**Data in this exercise**
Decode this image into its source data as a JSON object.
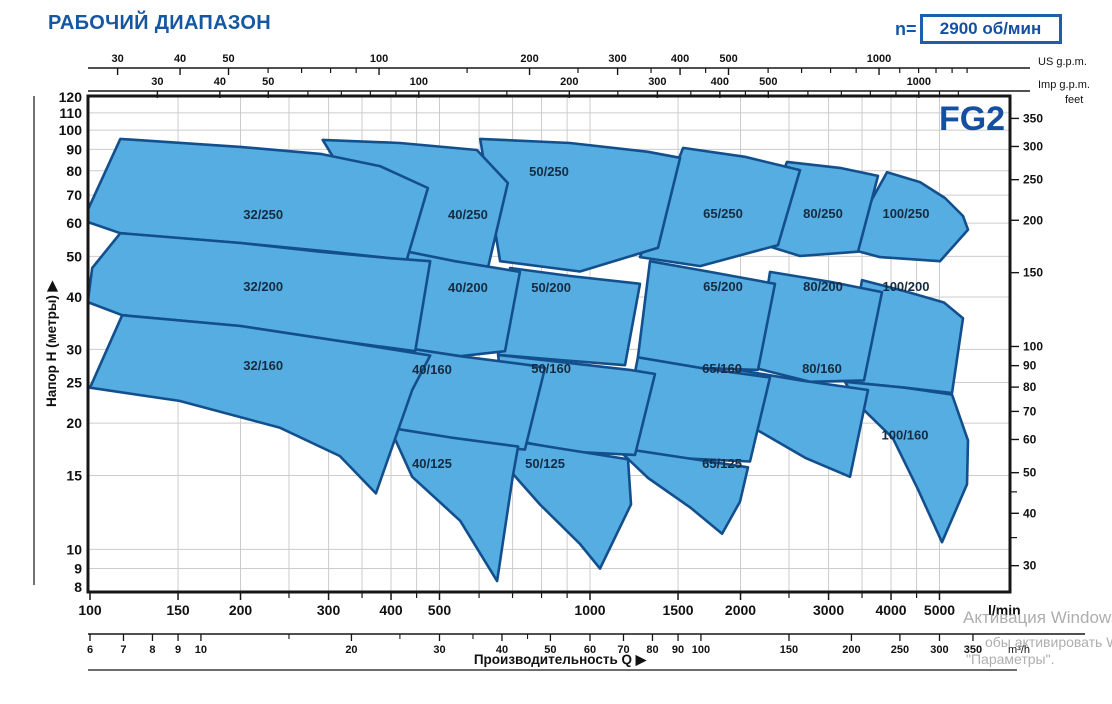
{
  "header": {
    "title": "РАБОЧИЙ ДИАПАЗОН",
    "rpm_prefix": "n=",
    "rpm_value": "2900 об/мин"
  },
  "model_badge": "FG2",
  "watermark": {
    "line1": "Активация Windows",
    "line2": "обы активировать Windows, перейдите",
    "line3": "\"Параметры\"."
  },
  "colors": {
    "accent_blue": "#1557a0",
    "region_fill": "#56ade2",
    "region_stroke": "#134f8c",
    "grid": "#cccccc",
    "axis": "#161616",
    "watermark": "#aeaeae"
  },
  "chart_data": {
    "type": "area",
    "title": "РАБОЧИЙ ДИАПАЗОН",
    "subtitle": "n= 2900 об/мин",
    "model": "FG2",
    "x_scale": "log",
    "y_scale": "log",
    "x_range_lmin": [
      100,
      5900
    ],
    "y_range_m": [
      8,
      120
    ],
    "xlabel": "Производительность Q  ▶",
    "ylabel": "Напор H (метры)  ▶",
    "axes": {
      "x_lmin": {
        "unit": "l/min",
        "labeled": [
          100,
          150,
          200,
          300,
          400,
          500,
          1000,
          1500,
          2000,
          3000,
          4000,
          5000
        ],
        "minor": [
          250,
          350,
          450,
          600,
          700,
          800,
          900,
          2500,
          3500,
          4500
        ]
      },
      "x_m3h": {
        "unit": "m³/h",
        "factor_to_lmin": 16.667,
        "labeled": [
          6,
          7,
          8,
          9,
          10,
          20,
          30,
          40,
          50,
          60,
          70,
          80,
          90,
          100,
          150,
          200,
          250,
          300,
          350
        ],
        "minor": [
          15,
          25,
          35,
          45
        ]
      },
      "x_usgpm": {
        "unit": "US g.p.m.",
        "factor_to_lmin": 3.785,
        "labeled": [
          30,
          40,
          50,
          100,
          200,
          300,
          400,
          500,
          1000
        ],
        "minor": [
          60,
          70,
          80,
          90,
          150,
          250,
          350,
          450,
          600,
          700,
          800,
          900,
          1100,
          1200,
          1300,
          1400,
          1500
        ]
      },
      "x_impgpm": {
        "unit": "Imp g.p.m.",
        "factor_to_lmin": 4.546,
        "labeled": [
          30,
          40,
          50,
          100,
          200,
          300,
          400,
          500,
          1000
        ],
        "minor": [
          60,
          70,
          80,
          90,
          150,
          250,
          350,
          450,
          600,
          700,
          800,
          900,
          1100,
          1200
        ]
      },
      "y_m": {
        "unit": "метры",
        "labeled": [
          120,
          110,
          100,
          90,
          80,
          70,
          60,
          50,
          40,
          30,
          25,
          20,
          15,
          10,
          9,
          8
        ]
      },
      "y_feet": {
        "unit": "feet",
        "factor_to_m": 0.3048,
        "labeled": [
          350,
          300,
          250,
          200,
          150,
          100,
          90,
          80,
          70,
          60,
          50,
          40,
          30
        ],
        "minor": [
          45,
          35
        ]
      }
    },
    "grid": {
      "v_lmin": [
        150,
        200,
        250,
        300,
        350,
        400,
        450,
        500,
        600,
        700,
        800,
        900,
        1000,
        1500,
        2000,
        2500,
        3000,
        3500,
        4000,
        4500,
        5000
      ],
      "h_m": [
        9,
        10,
        15,
        20,
        25,
        30,
        40,
        50,
        60,
        70,
        80,
        90,
        100,
        110
      ]
    },
    "regions": [
      {
        "label": "100/250",
        "label_pos": [
          4285,
          63.1
        ],
        "outline": [
          [
            3236,
            52.4
          ],
          [
            3926,
            79.4
          ],
          [
            4571,
            75.2
          ],
          [
            5129,
            68.9
          ],
          [
            5572,
            62.4
          ],
          [
            5702,
            57.9
          ],
          [
            5012,
            48.7
          ],
          [
            3802,
            49.8
          ]
        ]
      },
      {
        "label": "100/200",
        "label_pos": [
          4285,
          42.2
        ],
        "outline": [
          [
            3236,
            25.1
          ],
          [
            3500,
            43.9
          ],
          [
            4266,
            41.3
          ],
          [
            5105,
            38.8
          ],
          [
            5572,
            35.6
          ],
          [
            5297,
            23.6
          ],
          [
            4266,
            24.3
          ]
        ]
      },
      {
        "label": "100/160",
        "label_pos": [
          4266,
          18.7
        ],
        "outline": [
          [
            3236,
            25.1
          ],
          [
            4266,
            24.3
          ],
          [
            5297,
            23.4
          ],
          [
            5702,
            18.2
          ],
          [
            5675,
            14.3
          ],
          [
            5058,
            10.4
          ],
          [
            4529,
            13.9
          ],
          [
            4036,
            18.4
          ],
          [
            3436,
            22.2
          ]
        ]
      },
      {
        "label": "80/250",
        "label_pos": [
          2924,
          63.1
        ],
        "outline": [
          [
            2138,
            54.1
          ],
          [
            2477,
            84.0
          ],
          [
            3162,
            81.3
          ],
          [
            3767,
            77.8
          ],
          [
            3436,
            51.3
          ],
          [
            2630,
            50.1
          ]
        ]
      },
      {
        "label": "80/200",
        "label_pos": [
          2924,
          42.2
        ],
        "outline": [
          [
            2138,
            27.1
          ],
          [
            2291,
            45.9
          ],
          [
            3048,
            43.4
          ],
          [
            3837,
            41.1
          ],
          [
            3532,
            25.3
          ],
          [
            2754,
            25.1
          ]
        ]
      },
      {
        "label": "80/160",
        "label_pos": [
          2910,
          26.9
        ],
        "outline": [
          [
            1644,
            22.3
          ],
          [
            1977,
            26.8
          ],
          [
            2630,
            25.3
          ],
          [
            3598,
            24.0
          ],
          [
            3311,
            14.9
          ],
          [
            2704,
            16.5
          ],
          [
            2188,
            19.1
          ]
        ]
      },
      {
        "label": "65/250",
        "label_pos": [
          1845,
          63.1
        ],
        "outline": [
          [
            1259,
            49.8
          ],
          [
            1535,
            90.7
          ],
          [
            2042,
            86.4
          ],
          [
            2630,
            80.3
          ],
          [
            2377,
            53.2
          ],
          [
            1660,
            47.4
          ]
        ]
      },
      {
        "label": "65/200",
        "label_pos": [
          1845,
          42.2
        ],
        "outline": [
          [
            1247,
            28.7
          ],
          [
            1318,
            48.7
          ],
          [
            1738,
            45.9
          ],
          [
            2344,
            43.0
          ],
          [
            2168,
            26.8
          ],
          [
            1660,
            27.1
          ]
        ]
      },
      {
        "label": "65/160",
        "label_pos": [
          1837,
          26.9
        ],
        "outline": [
          [
            1148,
            17.3
          ],
          [
            1247,
            28.7
          ],
          [
            1660,
            27.1
          ],
          [
            2291,
            25.7
          ],
          [
            2089,
            16.2
          ],
          [
            1514,
            16.5
          ]
        ]
      },
      {
        "label": "65/125",
        "label_pos": [
          1837,
          16.0
        ],
        "outline": [
          [
            1127,
            17.5
          ],
          [
            1514,
            16.6
          ],
          [
            2070,
            15.7
          ],
          [
            1995,
            13.0
          ],
          [
            1837,
            10.9
          ],
          [
            1585,
            12.6
          ],
          [
            1307,
            14.8
          ]
        ]
      },
      {
        "label": "50/250",
        "label_pos": [
          828,
          79.4
        ],
        "outline": [
          [
            661,
            48.7
          ],
          [
            603,
            95.3
          ],
          [
            912,
            93.2
          ],
          [
            1306,
            88.8
          ],
          [
            1514,
            85.9
          ],
          [
            1368,
            52.4
          ],
          [
            955,
            46.0
          ]
        ]
      },
      {
        "label": "50/200",
        "label_pos": [
          836,
          42.0
        ],
        "outline": [
          [
            655,
            29.1
          ],
          [
            692,
            46.9
          ],
          [
            912,
            44.9
          ],
          [
            1259,
            43.0
          ],
          [
            1175,
            27.5
          ],
          [
            871,
            28.3
          ]
        ]
      },
      {
        "label": "50/160",
        "label_pos": [
          836,
          26.9
        ],
        "outline": [
          [
            685,
            18.4
          ],
          [
            655,
            29.1
          ],
          [
            871,
            28.0
          ],
          [
            1202,
            26.8
          ],
          [
            1349,
            26.2
          ],
          [
            1230,
            16.8
          ],
          [
            912,
            17.1
          ],
          [
            759,
            17.9
          ]
        ]
      },
      {
        "label": "50/125",
        "label_pos": [
          813,
          16.0
        ],
        "outline": [
          [
            655,
            18.4
          ],
          [
            871,
            17.4
          ],
          [
            1191,
            16.4
          ],
          [
            1208,
            12.8
          ],
          [
            1047,
            9.0
          ],
          [
            955,
            10.3
          ],
          [
            794,
            12.8
          ],
          [
            692,
            15.4
          ]
        ]
      },
      {
        "label": "40/250",
        "label_pos": [
          570,
          62.8
        ],
        "outline": [
          [
            398,
            51.8
          ],
          [
            292,
            94.8
          ],
          [
            417,
            93.2
          ],
          [
            594,
            89.7
          ],
          [
            685,
            74.8
          ],
          [
            625,
            46.9
          ],
          [
            501,
            49.0
          ]
        ]
      },
      {
        "label": "40/200",
        "label_pos": [
          570,
          42.0
        ],
        "outline": [
          [
            425,
            30.3
          ],
          [
            432,
            51.3
          ],
          [
            537,
            48.7
          ],
          [
            724,
            45.9
          ],
          [
            676,
            29.7
          ],
          [
            550,
            28.9
          ]
        ]
      },
      {
        "label": "40/160",
        "label_pos": [
          483,
          26.8
        ],
        "outline": [
          [
            395,
            19.3
          ],
          [
            425,
            30.3
          ],
          [
            550,
            28.9
          ],
          [
            759,
            27.5
          ],
          [
            813,
            27.1
          ],
          [
            741,
            17.3
          ],
          [
            575,
            17.8
          ],
          [
            457,
            18.6
          ]
        ]
      },
      {
        "label": "40/125",
        "label_pos": [
          483,
          16.0
        ],
        "outline": [
          [
            398,
            19.5
          ],
          [
            525,
            18.5
          ],
          [
            718,
            17.6
          ],
          [
            701,
            15.0
          ],
          [
            652,
            8.4
          ],
          [
            550,
            11.7
          ],
          [
            441,
            14.9
          ]
        ]
      },
      {
        "label": "32/250",
        "label_pos": [
          222,
          62.8
        ],
        "outline": [
          [
            99,
            64.5
          ],
          [
            115,
            95.3
          ],
          [
            200,
            91.2
          ],
          [
            291,
            87.7
          ],
          [
            380,
            82.1
          ],
          [
            474,
            72.8
          ],
          [
            430,
            49.0
          ],
          [
            302,
            51.3
          ],
          [
            200,
            53.8
          ],
          [
            115,
            56.8
          ],
          [
            99,
            60.4
          ]
        ]
      },
      {
        "label": "32/200",
        "label_pos": [
          222,
          42.2
        ],
        "outline": [
          [
            101,
            46.9
          ],
          [
            115,
            56.8
          ],
          [
            200,
            53.8
          ],
          [
            288,
            51.3
          ],
          [
            398,
            49.5
          ],
          [
            479,
            48.7
          ],
          [
            447,
            29.7
          ],
          [
            316,
            31.4
          ],
          [
            200,
            34.1
          ],
          [
            116,
            36.2
          ],
          [
            99,
            38.9
          ]
        ]
      },
      {
        "label": "32/160",
        "label_pos": [
          222,
          27.4
        ],
        "outline": [
          [
            100,
            24.3
          ],
          [
            116,
            36.2
          ],
          [
            200,
            34.1
          ],
          [
            316,
            31.4
          ],
          [
            479,
            29.0
          ],
          [
            441,
            24.0
          ],
          [
            373,
            13.6
          ],
          [
            316,
            16.7
          ],
          [
            240,
            19.5
          ],
          [
            151,
            22.6
          ]
        ]
      }
    ]
  }
}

**Task requirements**
Scan the data for the word "unit" and copy every line where it shows up.

**Task answer**
        "unit": "l/min",
        "unit": "m³/h",
        "unit": "US g.p.m.",
        "unit": "Imp g.p.m.",
        "unit": "метры",
        "unit": "feet",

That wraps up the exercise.